Data lines
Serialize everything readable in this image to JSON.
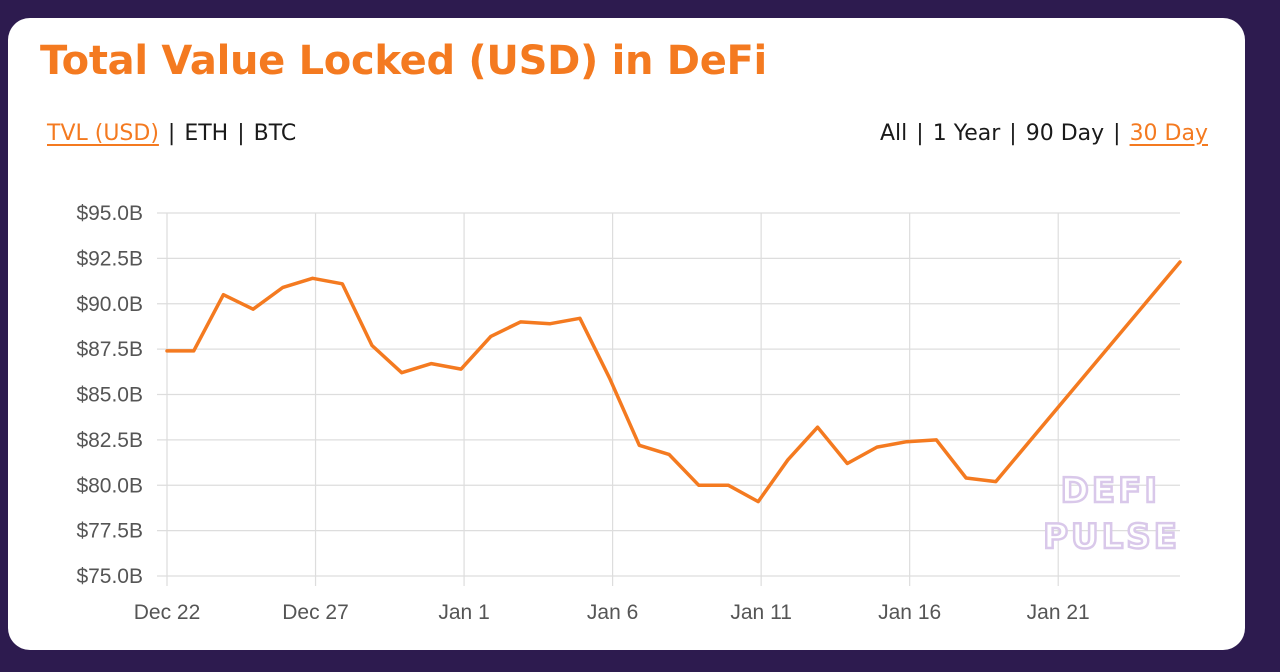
{
  "title": "Total Value Locked (USD) in DeFi",
  "metric_tabs": [
    {
      "label": "TVL (USD)",
      "active": true
    },
    {
      "label": "ETH",
      "active": false
    },
    {
      "label": "BTC",
      "active": false
    }
  ],
  "range_tabs": [
    {
      "label": "All",
      "active": false
    },
    {
      "label": "1 Year",
      "active": false
    },
    {
      "label": "90 Day",
      "active": false
    },
    {
      "label": "30 Day",
      "active": true
    }
  ],
  "separator": "|",
  "watermark": [
    "DEFI",
    "PULSE"
  ],
  "colors": {
    "accent": "#f47a20",
    "background": "#2d1b4f",
    "card": "#ffffff",
    "grid": "#dddddd",
    "watermark": "#d9c8ea"
  },
  "chart_data": {
    "type": "line",
    "x_ticks": [
      "Dec 22",
      "Dec 27",
      "Jan 1",
      "Jan 6",
      "Jan 11",
      "Jan 16",
      "Jan 21"
    ],
    "x_tick_day": [
      0,
      5,
      10,
      15,
      20,
      25,
      30
    ],
    "y_ticks": [
      "$95.0B",
      "$92.5B",
      "$90.0B",
      "$87.5B",
      "$85.0B",
      "$82.5B",
      "$80.0B",
      "$77.5B",
      "$75.0B"
    ],
    "y_tick_values": [
      95.0,
      92.5,
      90.0,
      87.5,
      85.0,
      82.5,
      80.0,
      77.5,
      75.0
    ],
    "ylim": [
      75.0,
      95.0
    ],
    "xlim": [
      0,
      34.1
    ],
    "y_unit": "$B",
    "grid": true,
    "series": [
      {
        "points": [
          [
            0,
            87.4
          ],
          [
            0.9,
            87.4
          ],
          [
            1.9,
            90.5
          ],
          [
            2.9,
            89.7
          ],
          [
            3.9,
            90.9
          ],
          [
            4.9,
            91.4
          ],
          [
            5.9,
            91.1
          ],
          [
            6.9,
            87.7
          ],
          [
            7.9,
            86.2
          ],
          [
            8.9,
            86.7
          ],
          [
            9.9,
            86.4
          ],
          [
            10.9,
            88.2
          ],
          [
            11.9,
            89.0
          ],
          [
            12.9,
            88.9
          ],
          [
            13.9,
            89.2
          ],
          [
            14.9,
            85.9
          ],
          [
            15.9,
            82.2
          ],
          [
            16.9,
            81.7
          ],
          [
            17.9,
            80.0
          ],
          [
            18.9,
            80.0
          ],
          [
            19.9,
            79.1
          ],
          [
            20.9,
            81.4
          ],
          [
            21.9,
            83.2
          ],
          [
            22.9,
            81.2
          ],
          [
            23.9,
            82.1
          ],
          [
            24.9,
            82.4
          ],
          [
            25.9,
            82.5
          ],
          [
            26.9,
            80.4
          ],
          [
            27.9,
            80.2
          ],
          [
            34.1,
            92.3
          ]
        ]
      }
    ]
  }
}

Task description
Pull out every line in the data above that has the word "label".

Exercise answer
      "label": "TVL (USD)",
      "label": "ETH",
      "label": "BTC",
      "label": "All",
      "label": "1 Year",
      "label": "90 Day",
      "label": "30 Day",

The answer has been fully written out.